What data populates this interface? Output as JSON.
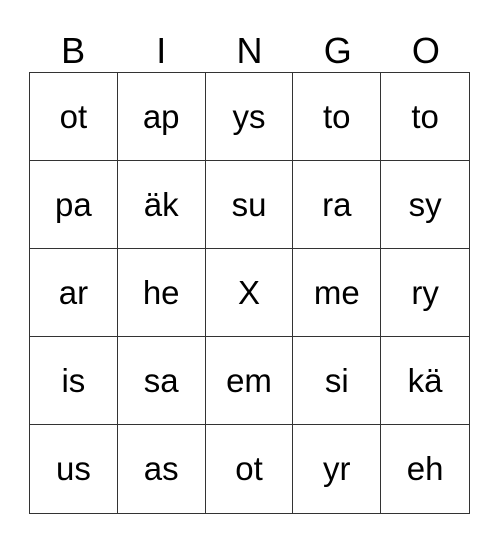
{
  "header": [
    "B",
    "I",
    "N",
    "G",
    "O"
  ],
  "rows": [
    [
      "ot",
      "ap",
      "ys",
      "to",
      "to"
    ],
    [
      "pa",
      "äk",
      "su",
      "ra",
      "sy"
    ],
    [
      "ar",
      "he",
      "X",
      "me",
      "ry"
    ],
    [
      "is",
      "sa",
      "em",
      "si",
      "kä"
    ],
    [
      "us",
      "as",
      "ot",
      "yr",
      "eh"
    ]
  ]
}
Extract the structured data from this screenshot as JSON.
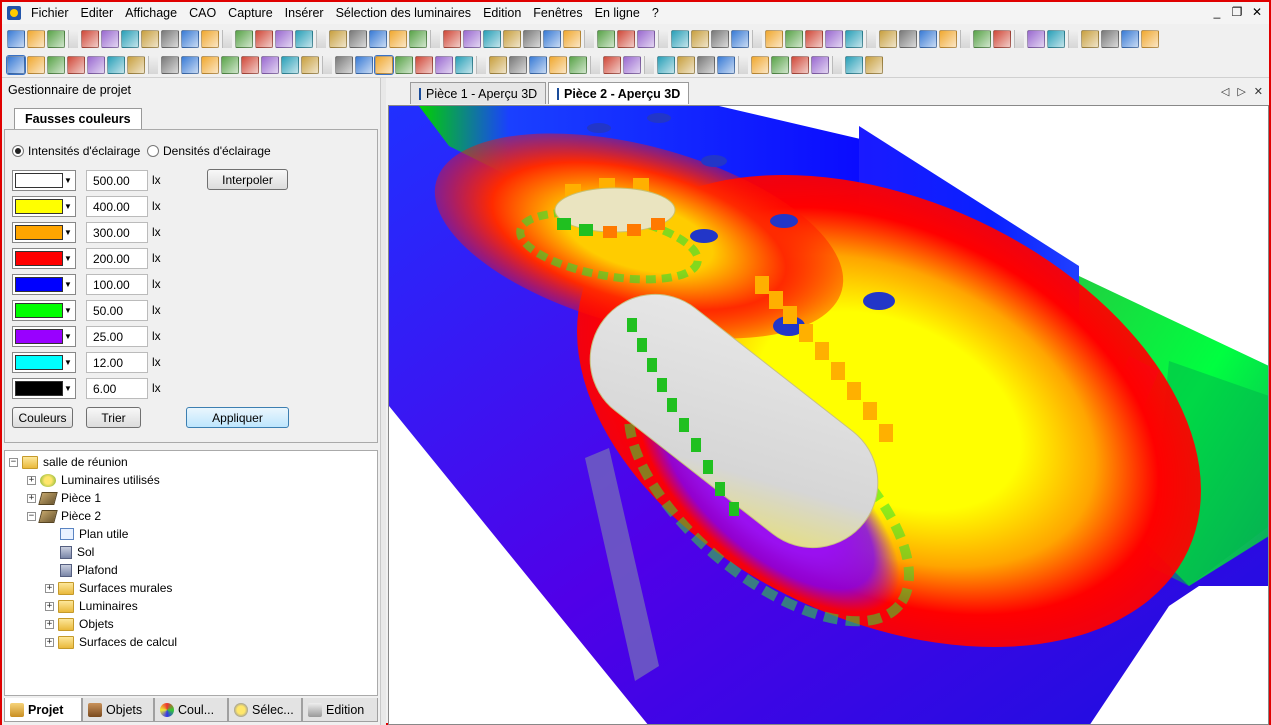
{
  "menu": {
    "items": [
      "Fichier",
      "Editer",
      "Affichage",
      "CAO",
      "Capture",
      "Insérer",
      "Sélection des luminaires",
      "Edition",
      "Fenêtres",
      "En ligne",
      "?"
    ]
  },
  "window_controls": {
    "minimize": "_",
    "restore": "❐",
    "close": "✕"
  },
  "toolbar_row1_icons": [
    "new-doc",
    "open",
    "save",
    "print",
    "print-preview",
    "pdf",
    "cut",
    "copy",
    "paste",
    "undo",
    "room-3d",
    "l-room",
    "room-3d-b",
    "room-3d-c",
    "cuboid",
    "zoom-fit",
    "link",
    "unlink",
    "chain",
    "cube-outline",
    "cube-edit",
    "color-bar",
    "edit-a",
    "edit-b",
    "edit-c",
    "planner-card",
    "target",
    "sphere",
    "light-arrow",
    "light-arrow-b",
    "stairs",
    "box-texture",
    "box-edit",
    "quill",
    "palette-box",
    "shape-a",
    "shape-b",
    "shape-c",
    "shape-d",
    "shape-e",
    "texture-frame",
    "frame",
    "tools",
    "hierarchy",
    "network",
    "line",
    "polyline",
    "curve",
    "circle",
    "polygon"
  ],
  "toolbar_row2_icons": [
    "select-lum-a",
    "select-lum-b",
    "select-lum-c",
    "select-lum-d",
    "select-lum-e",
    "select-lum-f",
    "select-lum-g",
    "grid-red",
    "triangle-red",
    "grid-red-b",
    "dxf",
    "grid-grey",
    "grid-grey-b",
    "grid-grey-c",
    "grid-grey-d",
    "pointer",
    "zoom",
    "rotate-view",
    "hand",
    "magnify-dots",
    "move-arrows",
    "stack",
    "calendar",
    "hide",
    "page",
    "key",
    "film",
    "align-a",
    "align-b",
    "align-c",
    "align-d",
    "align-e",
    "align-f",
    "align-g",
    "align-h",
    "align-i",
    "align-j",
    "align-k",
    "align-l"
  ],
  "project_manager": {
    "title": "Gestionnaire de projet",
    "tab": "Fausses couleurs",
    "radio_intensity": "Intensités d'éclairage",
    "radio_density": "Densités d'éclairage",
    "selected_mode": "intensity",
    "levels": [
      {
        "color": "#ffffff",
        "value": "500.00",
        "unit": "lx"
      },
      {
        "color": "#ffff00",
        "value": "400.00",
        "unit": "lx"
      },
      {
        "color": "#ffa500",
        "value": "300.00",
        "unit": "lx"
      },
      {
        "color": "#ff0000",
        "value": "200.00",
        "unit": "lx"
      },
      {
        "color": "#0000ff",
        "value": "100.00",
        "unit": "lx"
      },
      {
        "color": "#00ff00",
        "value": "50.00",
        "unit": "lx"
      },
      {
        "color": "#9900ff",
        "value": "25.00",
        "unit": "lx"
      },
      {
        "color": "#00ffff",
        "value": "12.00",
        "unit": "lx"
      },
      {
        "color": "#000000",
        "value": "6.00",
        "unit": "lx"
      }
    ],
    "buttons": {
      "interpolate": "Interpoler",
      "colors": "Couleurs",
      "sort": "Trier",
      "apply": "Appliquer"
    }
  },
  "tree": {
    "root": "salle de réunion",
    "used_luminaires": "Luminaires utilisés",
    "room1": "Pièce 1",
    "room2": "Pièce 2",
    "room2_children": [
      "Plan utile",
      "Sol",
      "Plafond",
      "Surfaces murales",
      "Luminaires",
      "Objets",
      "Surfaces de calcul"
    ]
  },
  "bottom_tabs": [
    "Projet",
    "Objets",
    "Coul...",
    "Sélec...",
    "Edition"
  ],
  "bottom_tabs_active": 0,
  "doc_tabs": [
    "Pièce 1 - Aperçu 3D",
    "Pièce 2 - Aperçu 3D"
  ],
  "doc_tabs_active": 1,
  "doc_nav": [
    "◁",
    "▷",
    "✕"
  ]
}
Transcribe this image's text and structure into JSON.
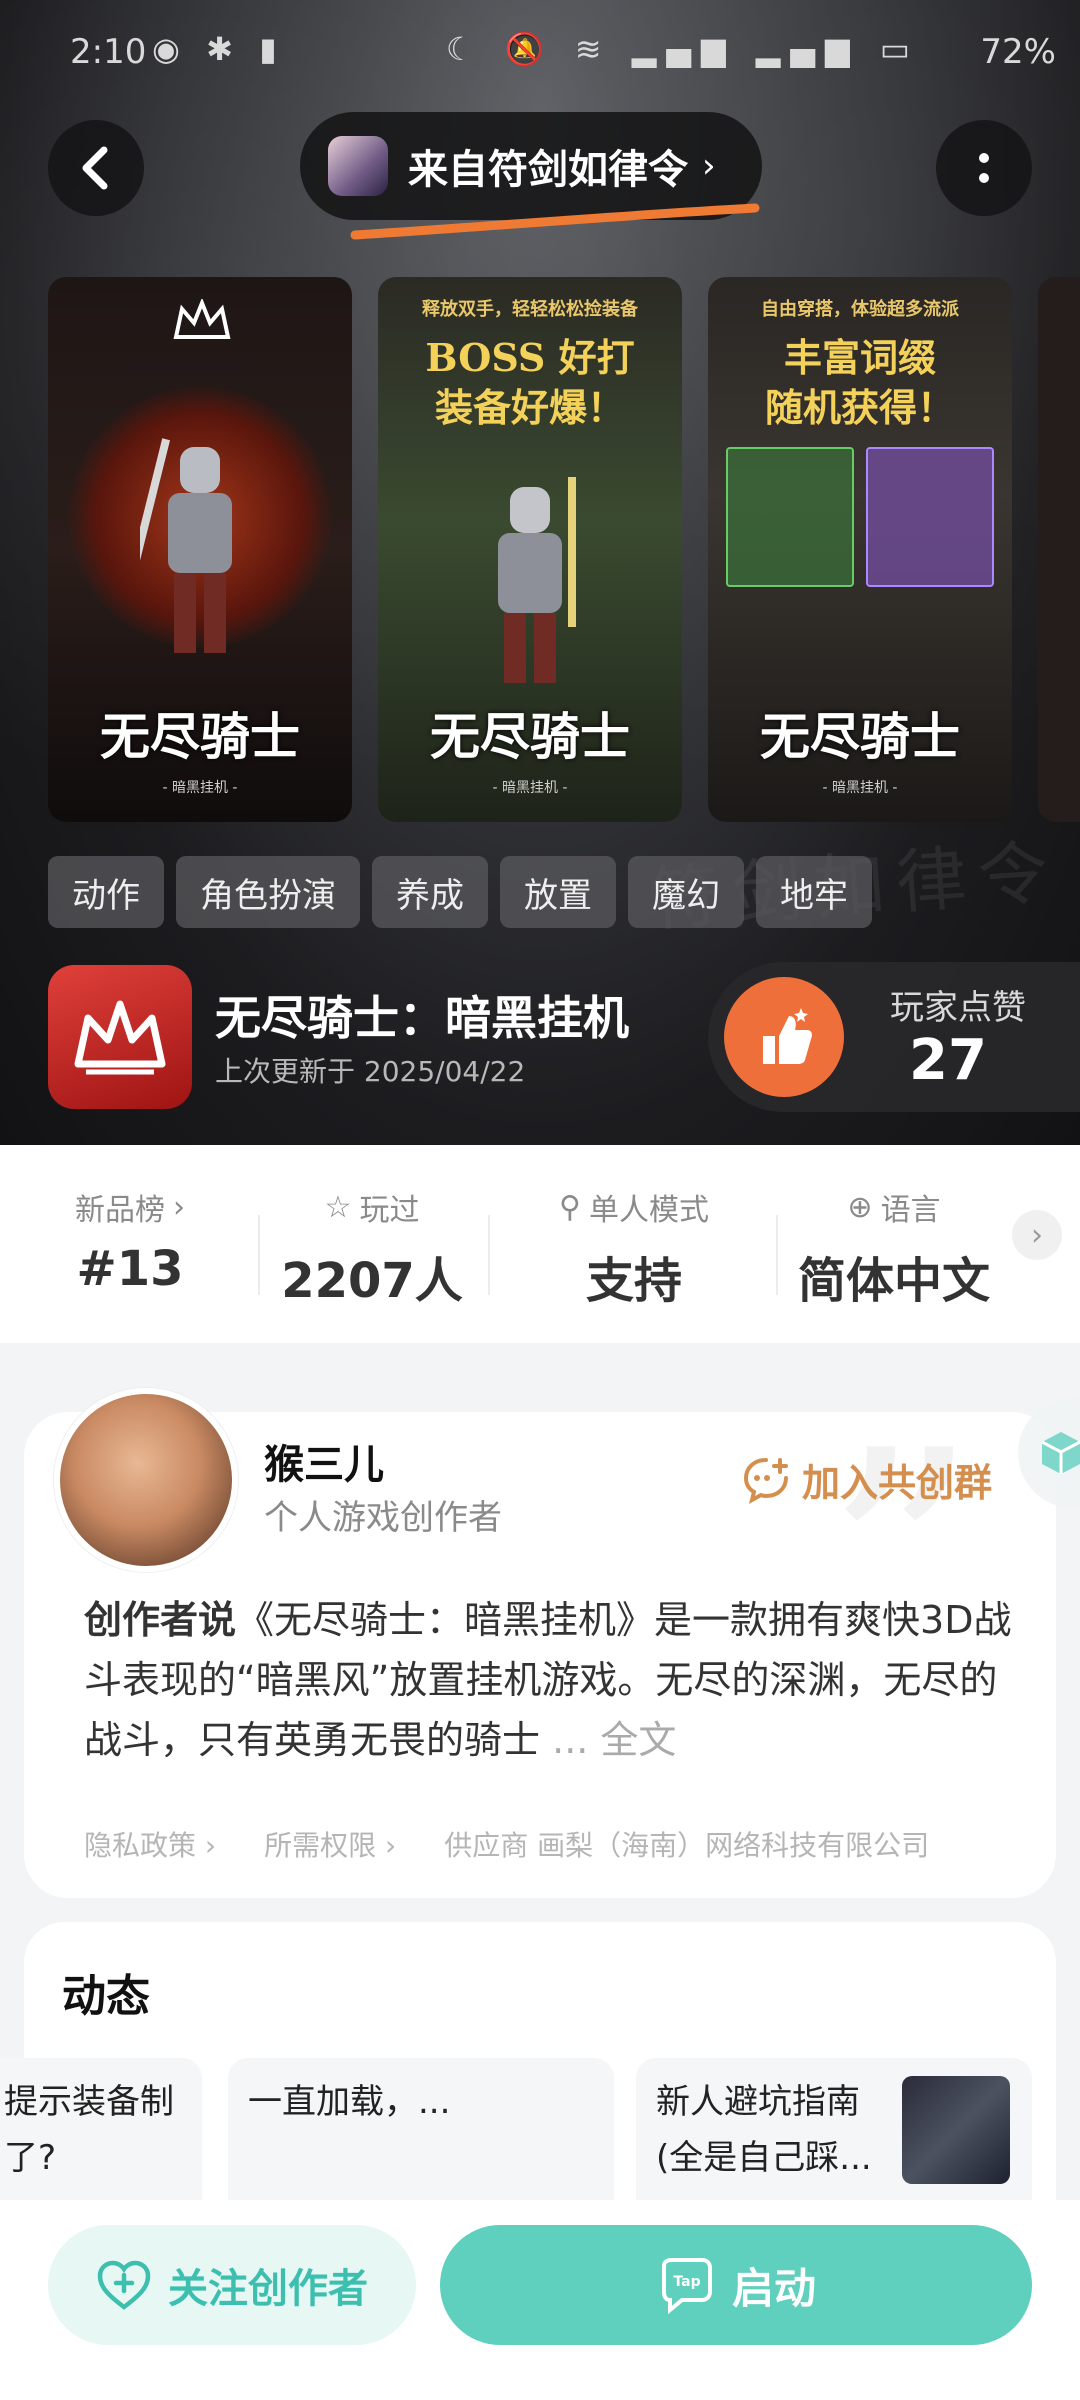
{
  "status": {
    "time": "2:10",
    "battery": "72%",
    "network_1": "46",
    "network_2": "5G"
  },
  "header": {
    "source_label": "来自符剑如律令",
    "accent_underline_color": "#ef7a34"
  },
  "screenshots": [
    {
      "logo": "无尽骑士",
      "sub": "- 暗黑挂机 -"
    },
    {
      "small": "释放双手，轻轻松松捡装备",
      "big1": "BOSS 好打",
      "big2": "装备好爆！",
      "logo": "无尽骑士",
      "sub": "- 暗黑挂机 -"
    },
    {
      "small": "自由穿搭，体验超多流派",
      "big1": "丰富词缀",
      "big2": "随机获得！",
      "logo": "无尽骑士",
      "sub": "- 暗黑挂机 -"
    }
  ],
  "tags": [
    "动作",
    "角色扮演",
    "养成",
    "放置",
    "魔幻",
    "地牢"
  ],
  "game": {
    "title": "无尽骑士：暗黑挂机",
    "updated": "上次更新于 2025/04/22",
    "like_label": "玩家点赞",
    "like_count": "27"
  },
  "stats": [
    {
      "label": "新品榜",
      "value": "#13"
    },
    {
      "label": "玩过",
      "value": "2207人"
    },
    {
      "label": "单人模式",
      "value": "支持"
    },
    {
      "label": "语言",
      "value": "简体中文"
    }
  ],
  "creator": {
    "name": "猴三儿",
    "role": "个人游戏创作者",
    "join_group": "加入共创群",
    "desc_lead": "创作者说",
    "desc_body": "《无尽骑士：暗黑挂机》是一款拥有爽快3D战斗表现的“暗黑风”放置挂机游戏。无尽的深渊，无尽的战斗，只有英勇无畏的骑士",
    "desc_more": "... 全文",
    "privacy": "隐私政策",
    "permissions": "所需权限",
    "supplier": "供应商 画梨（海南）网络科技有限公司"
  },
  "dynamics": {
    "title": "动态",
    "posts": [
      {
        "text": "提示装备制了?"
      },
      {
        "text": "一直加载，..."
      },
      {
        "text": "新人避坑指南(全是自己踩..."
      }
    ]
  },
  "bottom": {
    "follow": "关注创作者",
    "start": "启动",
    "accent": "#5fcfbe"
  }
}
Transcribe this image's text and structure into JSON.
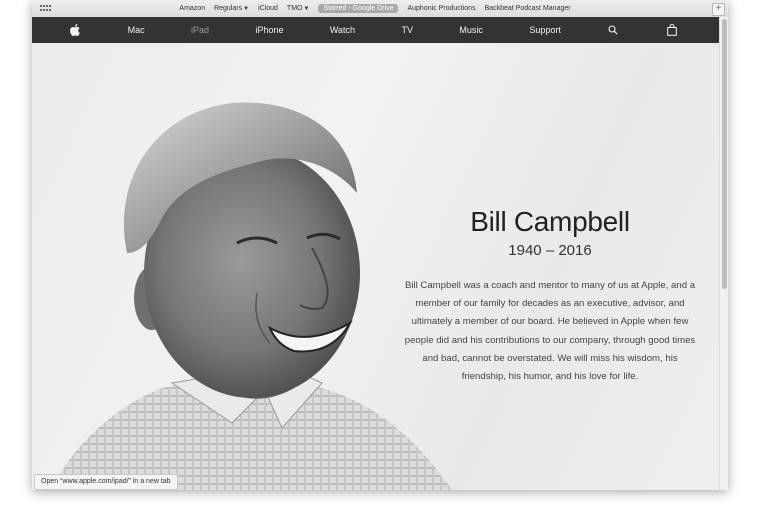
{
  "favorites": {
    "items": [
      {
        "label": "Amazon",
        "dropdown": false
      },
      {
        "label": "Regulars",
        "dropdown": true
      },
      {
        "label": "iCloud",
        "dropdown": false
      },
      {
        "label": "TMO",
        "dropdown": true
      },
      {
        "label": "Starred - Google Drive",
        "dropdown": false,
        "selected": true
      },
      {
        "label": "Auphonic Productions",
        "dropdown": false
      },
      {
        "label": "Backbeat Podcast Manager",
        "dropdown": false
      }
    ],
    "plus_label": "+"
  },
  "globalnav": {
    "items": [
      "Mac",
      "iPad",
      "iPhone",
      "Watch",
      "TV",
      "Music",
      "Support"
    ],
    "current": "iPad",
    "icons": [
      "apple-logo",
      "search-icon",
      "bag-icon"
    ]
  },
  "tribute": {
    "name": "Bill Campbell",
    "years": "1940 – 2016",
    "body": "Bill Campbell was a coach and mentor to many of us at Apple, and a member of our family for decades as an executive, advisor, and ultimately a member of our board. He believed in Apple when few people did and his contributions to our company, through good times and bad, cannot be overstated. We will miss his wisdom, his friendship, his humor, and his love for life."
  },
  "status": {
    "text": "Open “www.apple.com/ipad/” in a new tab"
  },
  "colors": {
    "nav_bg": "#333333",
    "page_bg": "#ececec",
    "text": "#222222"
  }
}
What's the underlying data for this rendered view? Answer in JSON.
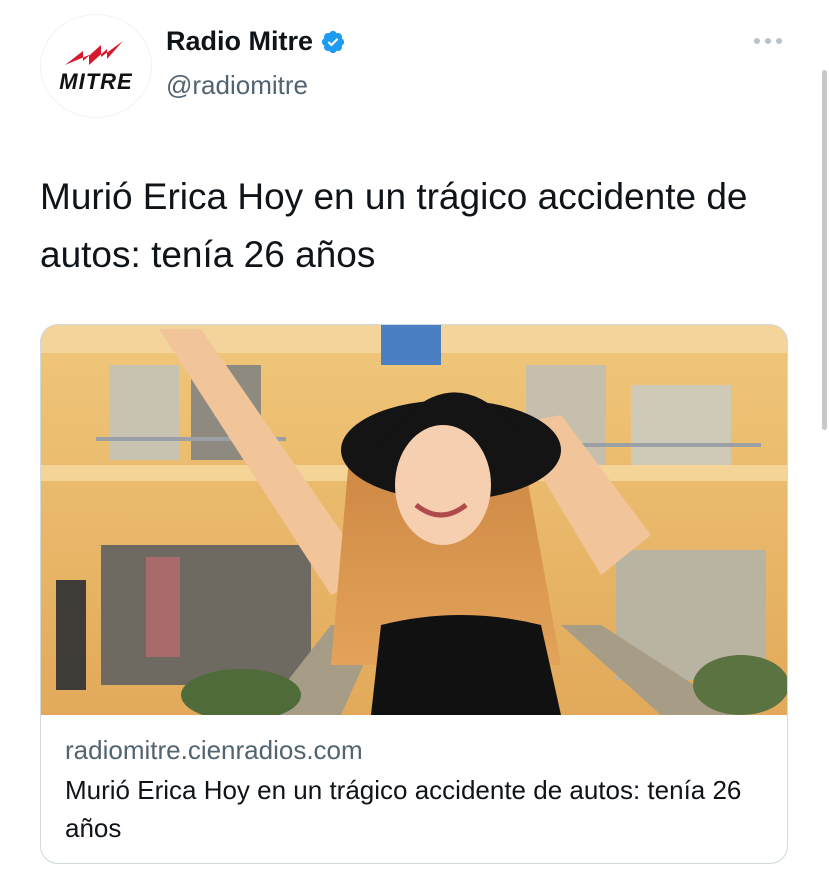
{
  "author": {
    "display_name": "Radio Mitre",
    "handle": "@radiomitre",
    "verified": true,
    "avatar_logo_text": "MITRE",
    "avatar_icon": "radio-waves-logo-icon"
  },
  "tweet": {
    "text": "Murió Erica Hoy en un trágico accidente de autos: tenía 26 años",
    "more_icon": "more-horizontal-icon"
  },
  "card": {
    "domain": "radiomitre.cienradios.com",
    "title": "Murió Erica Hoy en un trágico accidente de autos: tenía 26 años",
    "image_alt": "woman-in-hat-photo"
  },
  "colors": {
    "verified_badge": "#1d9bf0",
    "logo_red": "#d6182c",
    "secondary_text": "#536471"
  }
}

+ + + + +

> [Aim of the task]: Tally up the lines in the records that contain the word "data" and give only the total.

> [Reply]: 3